─── Records to use

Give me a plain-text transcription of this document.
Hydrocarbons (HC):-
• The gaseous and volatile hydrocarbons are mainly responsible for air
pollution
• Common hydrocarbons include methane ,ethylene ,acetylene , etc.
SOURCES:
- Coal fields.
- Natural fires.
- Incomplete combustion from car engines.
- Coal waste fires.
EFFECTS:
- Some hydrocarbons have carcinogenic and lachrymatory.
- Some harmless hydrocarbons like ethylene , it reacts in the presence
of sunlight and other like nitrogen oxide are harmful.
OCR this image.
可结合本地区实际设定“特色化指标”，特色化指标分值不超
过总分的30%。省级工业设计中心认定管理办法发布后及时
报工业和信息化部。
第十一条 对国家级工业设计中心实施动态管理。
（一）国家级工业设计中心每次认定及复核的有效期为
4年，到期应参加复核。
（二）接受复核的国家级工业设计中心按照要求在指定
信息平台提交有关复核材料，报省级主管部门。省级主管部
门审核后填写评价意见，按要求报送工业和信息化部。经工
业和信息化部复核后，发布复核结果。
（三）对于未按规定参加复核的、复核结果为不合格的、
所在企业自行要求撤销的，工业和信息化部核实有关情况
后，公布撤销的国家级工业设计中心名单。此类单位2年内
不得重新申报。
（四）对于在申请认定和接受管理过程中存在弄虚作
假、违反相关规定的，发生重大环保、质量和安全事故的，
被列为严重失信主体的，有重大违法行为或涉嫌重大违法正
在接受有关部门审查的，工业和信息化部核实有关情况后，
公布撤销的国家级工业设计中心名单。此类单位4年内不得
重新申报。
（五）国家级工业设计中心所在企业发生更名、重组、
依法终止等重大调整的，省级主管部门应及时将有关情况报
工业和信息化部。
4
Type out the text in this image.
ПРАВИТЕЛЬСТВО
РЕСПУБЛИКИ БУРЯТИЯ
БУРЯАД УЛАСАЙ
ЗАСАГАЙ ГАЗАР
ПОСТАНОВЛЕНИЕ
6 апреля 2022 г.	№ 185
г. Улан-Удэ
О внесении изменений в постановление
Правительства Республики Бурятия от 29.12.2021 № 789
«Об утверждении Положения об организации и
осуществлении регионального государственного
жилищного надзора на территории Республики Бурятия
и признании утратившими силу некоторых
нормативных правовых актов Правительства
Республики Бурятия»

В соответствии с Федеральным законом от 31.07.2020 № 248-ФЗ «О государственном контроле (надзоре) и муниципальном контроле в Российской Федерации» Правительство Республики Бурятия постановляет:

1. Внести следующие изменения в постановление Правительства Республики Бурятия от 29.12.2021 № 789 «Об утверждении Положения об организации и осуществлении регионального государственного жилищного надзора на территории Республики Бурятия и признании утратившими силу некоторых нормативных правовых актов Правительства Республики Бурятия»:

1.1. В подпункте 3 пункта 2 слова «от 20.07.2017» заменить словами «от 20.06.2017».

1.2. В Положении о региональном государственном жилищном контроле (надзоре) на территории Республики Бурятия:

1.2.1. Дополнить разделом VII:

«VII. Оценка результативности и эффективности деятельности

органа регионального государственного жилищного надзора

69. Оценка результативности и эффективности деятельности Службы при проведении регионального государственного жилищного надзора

──────

**Instruction:** Restate the data above exactly, keeping each word as it stands.

**Complete answer:**
Give me a plain-text transcription of this document.
Hydrocarbons (HC):-
• The gaseous and volatile hydrocarbons are mainly responsible for air
pollution
• Common hydrocarbons include methane ,ethylene ,acetylene , etc.
SOURCES:
- Coal fields.
- Natural fires.
- Incomplete combustion from car engines.
- Coal waste fires.
EFFECTS:
- Some hydrocarbons have carcinogenic and lachrymatory.
- Some harmless hydrocarbons like ethylene , it reacts in the presence
of sunlight and other like nitrogen oxide are harmful.
OCR this image.
可结合本地区实际设定“特色化指标”，特色化指标分值不超
过总分的30%。省级工业设计中心认定管理办法发布后及时
报工业和信息化部。
第十一条 对国家级工业设计中心实施动态管理。
（一）国家级工业设计中心每次认定及复核的有效期为
4年，到期应参加复核。
（二）接受复核的国家级工业设计中心按照要求在指定
信息平台提交有关复核材料，报省级主管部门。省级主管部
门审核后填写评价意见，按要求报送工业和信息化部。经工
业和信息化部复核后，发布复核结果。
（三）对于未按规定参加复核的、复核结果为不合格的、
所在企业自行要求撤销的，工业和信息化部核实有关情况
后，公布撤销的国家级工业设计中心名单。此类单位2年内
不得重新申报。
（四）对于在申请认定和接受管理过程中存在弄虚作
假、违反相关规定的，发生重大环保、质量和安全事故的，
被列为严重失信主体的，有重大违法行为或涉嫌重大违法正
在接受有关部门审查的，工业和信息化部核实有关情况后，
公布撤销的国家级工业设计中心名单。此类单位4年内不得
重新申报。
（五）国家级工业设计中心所在企业发生更名、重组、
依法终止等重大调整的，省级主管部门应及时将有关情况报
工业和信息化部。
4
Type out the text in this image.
ПРАВИТЕЛЬСТВО
РЕСПУБЛИКИ БУРЯТИЯ
БУРЯАД УЛАСАЙ
ЗАСАГАЙ ГАЗАР
ПОСТАНОВЛЕНИЕ
6 апреля 2022 г.	№ 185
г. Улан-Удэ
О внесении изменений в постановление
Правительства Республики Бурятия от 29.12.2021 № 789
«Об утверждении Положения об организации и
осуществлении регионального государственного
жилищного надзора на территории Республики Бурятия
и признании утратившими силу некоторых
нормативных правовых актов Правительства
Республики Бурятия»

В соответствии с Федеральным законом от 31.07.2020 № 248-ФЗ «О государственном контроле (надзоре) и муниципальном контроле в Российской Федерации» Правительство Республики Бурятия постановляет:

1. Внести следующие изменения в постановление Правительства Республики Бурятия от 29.12.2021 № 789 «Об утверждении Положения об организации и осуществлении регионального государственного жилищного надзора на территории Республики Бурятия и признании утратившими силу некоторых нормативных правовых актов Правительства Республики Бурятия»:

1.1. В подпункте 3 пункта 2 слова «от 20.07.2017» заменить словами «от 20.06.2017».

1.2. В Положении о региональном государственном жилищном контроле (надзоре) на территории Республики Бурятия:

1.2.1. Дополнить разделом VII:

«VII. Оценка результативности и эффективности деятельности

органа регионального государственного жилищного надзора

69. Оценка результативности и эффективности деятельности Службы при проведении регионального государственного жилищного надзора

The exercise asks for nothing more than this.